Stated task:
Give the data a second time, exactly and in full.

(Dataset entries)

— BEGIN —

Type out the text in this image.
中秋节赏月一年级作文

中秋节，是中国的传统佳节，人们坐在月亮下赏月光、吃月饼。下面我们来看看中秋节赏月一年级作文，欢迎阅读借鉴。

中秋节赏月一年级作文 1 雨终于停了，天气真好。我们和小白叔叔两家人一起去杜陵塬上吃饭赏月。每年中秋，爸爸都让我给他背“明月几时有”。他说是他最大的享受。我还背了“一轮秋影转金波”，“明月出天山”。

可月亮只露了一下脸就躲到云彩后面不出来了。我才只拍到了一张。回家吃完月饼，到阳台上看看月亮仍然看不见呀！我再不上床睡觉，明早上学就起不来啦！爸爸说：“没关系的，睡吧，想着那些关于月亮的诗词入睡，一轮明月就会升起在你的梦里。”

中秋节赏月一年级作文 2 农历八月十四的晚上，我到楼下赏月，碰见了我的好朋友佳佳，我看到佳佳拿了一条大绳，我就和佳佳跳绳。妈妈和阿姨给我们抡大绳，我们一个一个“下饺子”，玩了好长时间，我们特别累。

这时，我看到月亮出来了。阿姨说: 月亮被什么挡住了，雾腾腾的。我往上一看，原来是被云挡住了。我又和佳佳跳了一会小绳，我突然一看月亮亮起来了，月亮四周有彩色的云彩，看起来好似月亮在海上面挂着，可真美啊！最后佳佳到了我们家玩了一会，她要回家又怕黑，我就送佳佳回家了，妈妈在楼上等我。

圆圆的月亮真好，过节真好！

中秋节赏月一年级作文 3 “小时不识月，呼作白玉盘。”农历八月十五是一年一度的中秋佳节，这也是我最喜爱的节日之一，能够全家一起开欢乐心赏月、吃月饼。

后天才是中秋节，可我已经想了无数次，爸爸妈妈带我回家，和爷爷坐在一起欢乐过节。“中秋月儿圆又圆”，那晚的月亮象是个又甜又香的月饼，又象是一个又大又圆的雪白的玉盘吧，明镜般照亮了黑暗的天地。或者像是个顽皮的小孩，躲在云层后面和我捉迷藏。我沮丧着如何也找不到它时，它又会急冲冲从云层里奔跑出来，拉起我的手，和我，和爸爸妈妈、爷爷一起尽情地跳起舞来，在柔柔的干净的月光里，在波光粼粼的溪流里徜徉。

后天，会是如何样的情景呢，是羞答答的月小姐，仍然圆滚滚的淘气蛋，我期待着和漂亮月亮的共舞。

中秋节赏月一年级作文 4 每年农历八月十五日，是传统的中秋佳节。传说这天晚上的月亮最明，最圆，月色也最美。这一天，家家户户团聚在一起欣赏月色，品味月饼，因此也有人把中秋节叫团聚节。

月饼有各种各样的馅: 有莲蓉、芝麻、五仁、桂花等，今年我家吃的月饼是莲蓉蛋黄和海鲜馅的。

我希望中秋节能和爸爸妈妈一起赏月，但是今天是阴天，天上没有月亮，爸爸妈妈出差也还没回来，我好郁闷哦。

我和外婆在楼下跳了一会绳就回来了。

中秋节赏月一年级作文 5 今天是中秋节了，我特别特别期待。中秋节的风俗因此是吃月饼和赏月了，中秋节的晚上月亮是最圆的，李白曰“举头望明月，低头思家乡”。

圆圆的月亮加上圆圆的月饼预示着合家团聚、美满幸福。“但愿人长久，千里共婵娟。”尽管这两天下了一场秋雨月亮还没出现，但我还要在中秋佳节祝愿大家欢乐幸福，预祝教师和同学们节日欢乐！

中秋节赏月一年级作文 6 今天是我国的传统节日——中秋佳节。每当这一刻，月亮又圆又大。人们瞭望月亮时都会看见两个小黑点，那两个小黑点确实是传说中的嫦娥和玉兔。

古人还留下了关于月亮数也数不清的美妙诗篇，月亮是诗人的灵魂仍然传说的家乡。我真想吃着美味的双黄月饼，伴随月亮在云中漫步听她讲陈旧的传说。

— END —

Result below:
Type out the text in this image.
中秋节赏月一年级作文

中秋节，是中国的传统佳节，人们坐在月亮下赏月光、吃月饼。下面我们来看看中秋节赏月一年级作文，欢迎阅读借鉴。

中秋节赏月一年级作文 1 雨终于停了，天气真好。我们和小白叔叔两家人一起去杜陵塬上吃饭赏月。每年中秋，爸爸都让我给他背“明月几时有”。他说是他最大的享受。我还背了“一轮秋影转金波”，“明月出天山”。

可月亮只露了一下脸就躲到云彩后面不出来了。我才只拍到了一张。回家吃完月饼，到阳台上看看月亮仍然看不见呀！我再不上床睡觉，明早上学就起不来啦！爸爸说：“没关系的，睡吧，想着那些关于月亮的诗词入睡，一轮明月就会升起在你的梦里。”

中秋节赏月一年级作文 2 农历八月十四的晚上，我到楼下赏月，碰见了我的好朋友佳佳，我看到佳佳拿了一条大绳，我就和佳佳跳绳。妈妈和阿姨给我们抡大绳，我们一个一个“下饺子”，玩了好长时间，我们特别累。

这时，我看到月亮出来了。阿姨说: 月亮被什么挡住了，雾腾腾的。我往上一看，原来是被云挡住了。我又和佳佳跳了一会小绳，我突然一看月亮亮起来了，月亮四周有彩色的云彩，看起来好似月亮在海上面挂着，可真美啊！最后佳佳到了我们家玩了一会，她要回家又怕黑，我就送佳佳回家了，妈妈在楼上等我。

圆圆的月亮真好，过节真好！

中秋节赏月一年级作文 3 “小时不识月，呼作白玉盘。”农历八月十五是一年一度的中秋佳节，这也是我最喜爱的节日之一，能够全家一起开欢乐心赏月、吃月饼。

后天才是中秋节，可我已经想了无数次，爸爸妈妈带我回家，和爷爷坐在一起欢乐过节。“中秋月儿圆又圆”，那晚的月亮象是个又甜又香的月饼，又象是一个又大又圆的雪白的玉盘吧，明镜般照亮了黑暗的天地。或者像是个顽皮的小孩，躲在云层后面和我捉迷藏。我沮丧着如何也找不到它时，它又会急冲冲从云层里奔跑出来，拉起我的手，和我，和爸爸妈妈、爷爷一起尽情地跳起舞来，在柔柔的干净的月光里，在波光粼粼的溪流里徜徉。

后天，会是如何样的情景呢，是羞答答的月小姐，仍然圆滚滚的淘气蛋，我期待着和漂亮月亮的共舞。

中秋节赏月一年级作文 4 每年农历八月十五日，是传统的中秋佳节。传说这天晚上的月亮最明，最圆，月色也最美。这一天，家家户户团聚在一起欣赏月色，品味月饼，因此也有人把中秋节叫团聚节。

月饼有各种各样的馅: 有莲蓉、芝麻、五仁、桂花等，今年我家吃的月饼是莲蓉蛋黄和海鲜馅的。

我希望中秋节能和爸爸妈妈一起赏月，但是今天是阴天，天上没有月亮，爸爸妈妈出差也还没回来，我好郁闷哦。

我和外婆在楼下跳了一会绳就回来了。

中秋节赏月一年级作文 5 今天是中秋节了，我特别特别期待。中秋节的风俗因此是吃月饼和赏月了，中秋节的晚上月亮是最圆的，李白曰“举头望明月，低头思家乡”。

圆圆的月亮加上圆圆的月饼预示着合家团聚、美满幸福。“但愿人长久，千里共婵娟。”尽管这两天下了一场秋雨月亮还没出现，但我还要在中秋佳节祝愿大家欢乐幸福，预祝教师和同学们节日欢乐！

中秋节赏月一年级作文 6 今天是我国的传统节日——中秋佳节。每当这一刻，月亮又圆又大。人们瞭望月亮时都会看见两个小黑点，那两个小黑点确实是传说中的嫦娥和玉兔。

古人还留下了关于月亮数也数不清的美妙诗篇，月亮是诗人的灵魂仍然传说的家乡。我真想吃着美味的双黄月饼，伴随月亮在云中漫步听她讲陈旧的传说。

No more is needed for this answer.